-- START GIVEN RECORDS --
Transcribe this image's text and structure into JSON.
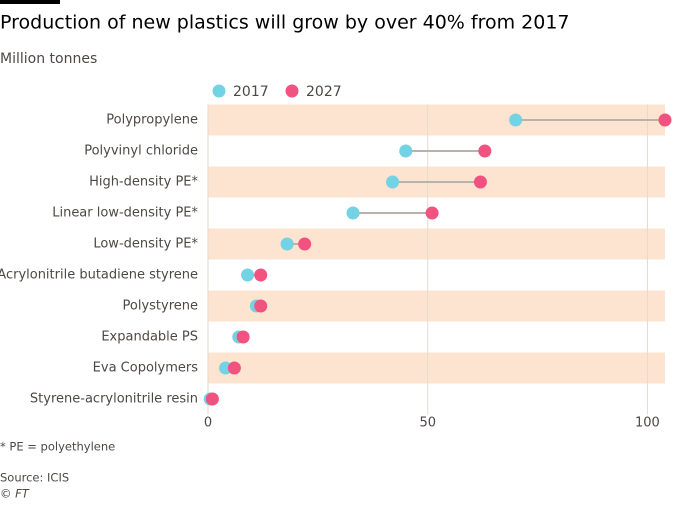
{
  "chart_data": {
    "type": "dumbbell",
    "title": "Production of new plastics will grow by over 40% from 2017",
    "subtitle": "Million tonnes",
    "categories": [
      "Polypropylene",
      "Polyvinyl chloride",
      "High-density PE*",
      "Linear low-density PE*",
      "Low-density PE*",
      "Acrylonitrile butadiene styrene",
      "Polystyrene",
      "Expandable PS",
      "Eva Copolymers",
      "Styrene-acrylonitrile resin"
    ],
    "series": [
      {
        "name": "2017",
        "color": "#73d2e3",
        "values": [
          70,
          45,
          42,
          33,
          18,
          9,
          11,
          7,
          4,
          0.5
        ]
      },
      {
        "name": "2027",
        "color": "#f2527f",
        "values": [
          104,
          63,
          62,
          51,
          22,
          12,
          12,
          8,
          6,
          1
        ]
      }
    ],
    "xlim": [
      0,
      104
    ],
    "xticks": [
      0,
      50,
      100
    ],
    "grid": true,
    "footnote": "* PE = polyethylene",
    "source": "Source: ICIS",
    "credit": "© FT"
  }
}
-- END GIVEN RECORDS --
## AIM:
Pictures are not part of the copy; reproduce everything else in the records exactly.

## ANSWER TO THE PROBLEM:
Transcribe this image's text and structure into JSON.
{
  "chart_data": {
    "type": "dumbbell",
    "title": "Production of new plastics will grow by over 40% from 2017",
    "subtitle": "Million tonnes",
    "categories": [
      "Polypropylene",
      "Polyvinyl chloride",
      "High-density PE*",
      "Linear low-density PE*",
      "Low-density PE*",
      "Acrylonitrile butadiene styrene",
      "Polystyrene",
      "Expandable PS",
      "Eva Copolymers",
      "Styrene-acrylonitrile resin"
    ],
    "series": [
      {
        "name": "2017",
        "color": "#73d2e3",
        "values": [
          70,
          45,
          42,
          33,
          18,
          9,
          11,
          7,
          4,
          0.5
        ]
      },
      {
        "name": "2027",
        "color": "#f2527f",
        "values": [
          104,
          63,
          62,
          51,
          22,
          12,
          12,
          8,
          6,
          1
        ]
      }
    ],
    "xlim": [
      0,
      104
    ],
    "xticks": [
      0,
      50,
      100
    ],
    "grid": true,
    "footnote": "* PE = polyethylene",
    "source": "Source: ICIS",
    "credit": "© FT"
  }
}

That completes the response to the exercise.